Requirements →
Return the records exactly as they are.
+--
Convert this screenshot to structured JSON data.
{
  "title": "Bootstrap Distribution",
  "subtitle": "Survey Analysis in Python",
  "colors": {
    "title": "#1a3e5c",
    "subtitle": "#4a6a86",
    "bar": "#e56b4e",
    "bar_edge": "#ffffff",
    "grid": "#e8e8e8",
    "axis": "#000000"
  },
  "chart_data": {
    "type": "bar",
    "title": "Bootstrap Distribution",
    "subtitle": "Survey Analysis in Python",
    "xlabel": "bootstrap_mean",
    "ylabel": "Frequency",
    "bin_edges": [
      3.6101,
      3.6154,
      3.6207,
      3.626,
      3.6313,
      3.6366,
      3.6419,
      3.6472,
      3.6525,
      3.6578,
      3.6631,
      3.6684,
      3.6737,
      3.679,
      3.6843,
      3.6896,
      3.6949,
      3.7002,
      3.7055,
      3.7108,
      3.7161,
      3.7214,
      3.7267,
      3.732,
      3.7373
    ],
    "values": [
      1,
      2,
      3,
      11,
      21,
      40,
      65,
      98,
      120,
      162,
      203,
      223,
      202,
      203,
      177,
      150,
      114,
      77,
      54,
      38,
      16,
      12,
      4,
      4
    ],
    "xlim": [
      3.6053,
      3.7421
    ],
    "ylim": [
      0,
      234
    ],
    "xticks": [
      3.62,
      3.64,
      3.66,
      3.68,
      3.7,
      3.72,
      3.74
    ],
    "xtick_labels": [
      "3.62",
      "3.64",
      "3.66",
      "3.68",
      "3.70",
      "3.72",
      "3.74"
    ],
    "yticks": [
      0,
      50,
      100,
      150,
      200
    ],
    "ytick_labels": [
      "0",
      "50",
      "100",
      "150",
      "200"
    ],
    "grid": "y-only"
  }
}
+--
Output below →
Convert this screenshot to structured JSON data.
{
  "title": "Bootstrap Distribution",
  "subtitle": "Survey Analysis in Python",
  "colors": {
    "title": "#1a3e5c",
    "subtitle": "#4a6a86",
    "bar": "#e56b4e",
    "bar_edge": "#ffffff",
    "grid": "#e8e8e8",
    "axis": "#000000"
  },
  "chart_data": {
    "type": "bar",
    "title": "Bootstrap Distribution",
    "subtitle": "Survey Analysis in Python",
    "xlabel": "bootstrap_mean",
    "ylabel": "Frequency",
    "bin_edges": [
      3.6101,
      3.6154,
      3.6207,
      3.626,
      3.6313,
      3.6366,
      3.6419,
      3.6472,
      3.6525,
      3.6578,
      3.6631,
      3.6684,
      3.6737,
      3.679,
      3.6843,
      3.6896,
      3.6949,
      3.7002,
      3.7055,
      3.7108,
      3.7161,
      3.7214,
      3.7267,
      3.732,
      3.7373
    ],
    "values": [
      1,
      2,
      3,
      11,
      21,
      40,
      65,
      98,
      120,
      162,
      203,
      223,
      202,
      203,
      177,
      150,
      114,
      77,
      54,
      38,
      16,
      12,
      4,
      4
    ],
    "xlim": [
      3.6053,
      3.7421
    ],
    "ylim": [
      0,
      234
    ],
    "xticks": [
      3.62,
      3.64,
      3.66,
      3.68,
      3.7,
      3.72,
      3.74
    ],
    "xtick_labels": [
      "3.62",
      "3.64",
      "3.66",
      "3.68",
      "3.70",
      "3.72",
      "3.74"
    ],
    "yticks": [
      0,
      50,
      100,
      150,
      200
    ],
    "ytick_labels": [
      "0",
      "50",
      "100",
      "150",
      "200"
    ],
    "grid": "y-only"
  }
}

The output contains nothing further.